──────── PROVIDED DATA ────────

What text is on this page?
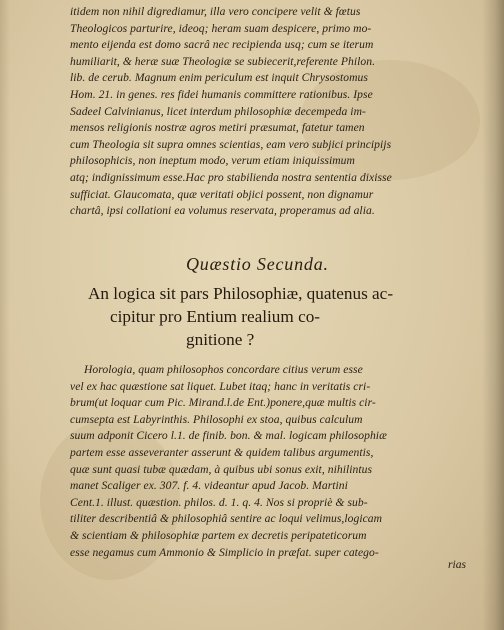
itidem non nihil digrediamur, illa vero concipere velit & fœtus
Theologicos parturire, ideoq; heram suam despicere, primo mo-
mento eijenda est domo sacrâ nec recipienda usq; cum se iterum
humiliarit, & heræ suæ Theologiæ se subiecerit,referente Philon.
lib. de cerub. Magnum enim periculum est inquit Chrysostomus
Hom. 21. in genes. res fidei humanis committere rationibus. Ipse
Sadeel Calvinianus, licet interdum philosophiæ decempeda im-
mensos religionis nostræ agros metiri præsumat, fatetur tamen
cum Theologia sit supra omnes scientias, eam vero subjici principijs
philosophicis, non ineptum modo, verum etiam iniquissimum
atq; indignissimum esse.Hac pro stabilienda nostra sententia dixisse
sufficiat. Glaucomata, quæ veritati objici possent, non dignamur
chartâ, ipsi collationi ea volumus reservata, properamus ad alia.
Quæstio Secunda.
An logica sit pars Philosophiæ, quatenus ac-
cipitur pro Entium realium co-
gnitione ?
Horologia, quam philosophos concordare citius verum esse
vel ex hac quæstione sat liquet. Lubet itaq; hanc in veritatis cri-
brum(ut loquar cum Pic. Mirand.l.de Ent.)ponere,quæ multis cir-
cumsepta est Labyrinthis. Philosophi ex stoa, quibus calculum
suum adponit Cicero l.1. de finib. bon. & mal. logicam philosophiæ
partem esse asseveranter asserunt & quidem talibus argumentis,
quæ sunt quasi tubæ quædam, à quibus ubi sonus exit, nihilintus
manet Scaliger ex. 307. f. 4. videantur apud Jacob. Martini
Cent.1. illust. quæstion. philos. d. 1. q. 4. Nos si propriè & sub-
tiliter describentiâ & philosophiâ sentire ac loqui velimus,logicam
& scientiam & philosophiæ partem ex decretis peripateticorum
esse negamus cum Ammonio & Simplicio in præfat. super catego-
rias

────────

--- ACTIVITY ---
Write out the entries above verbatim; the pictures do not belong in your copy.

--- ANSWER ---
What text is on this page?
itidem non nihil digrediamur, illa vero concipere velit & fœtus
Theologicos parturire, ideoq; heram suam despicere, primo mo-
mento eijenda est domo sacrâ nec recipienda usq; cum se iterum
humiliarit, & heræ suæ Theologiæ se subiecerit,referente Philon.
lib. de cerub. Magnum enim periculum est inquit Chrysostomus
Hom. 21. in genes. res fidei humanis committere rationibus. Ipse
Sadeel Calvinianus, licet interdum philosophiæ decempeda im-
mensos religionis nostræ agros metiri præsumat, fatetur tamen
cum Theologia sit supra omnes scientias, eam vero subjici principijs
philosophicis, non ineptum modo, verum etiam iniquissimum
atq; indignissimum esse.Hac pro stabilienda nostra sententia dixisse
sufficiat. Glaucomata, quæ veritati objici possent, non dignamur
chartâ, ipsi collationi ea volumus reservata, properamus ad alia.
Quæstio Secunda.
An logica sit pars Philosophiæ, quatenus ac-
cipitur pro Entium realium co-
gnitione ?
Horologia, quam philosophos concordare citius verum esse
vel ex hac quæstione sat liquet. Lubet itaq; hanc in veritatis cri-
brum(ut loquar cum Pic. Mirand.l.de Ent.)ponere,quæ multis cir-
cumsepta est Labyrinthis. Philosophi ex stoa, quibus calculum
suum adponit Cicero l.1. de finib. bon. & mal. logicam philosophiæ
partem esse asseveranter asserunt & quidem talibus argumentis,
quæ sunt quasi tubæ quædam, à quibus ubi sonus exit, nihilintus
manet Scaliger ex. 307. f. 4. videantur apud Jacob. Martini
Cent.1. illust. quæstion. philos. d. 1. q. 4. Nos si propriè & sub-
tiliter describentiâ & philosophiâ sentire ac loqui velimus,logicam
& scientiam & philosophiæ partem ex decretis peripateticorum
esse negamus cum Ammonio & Simplicio in præfat. super catego-
rias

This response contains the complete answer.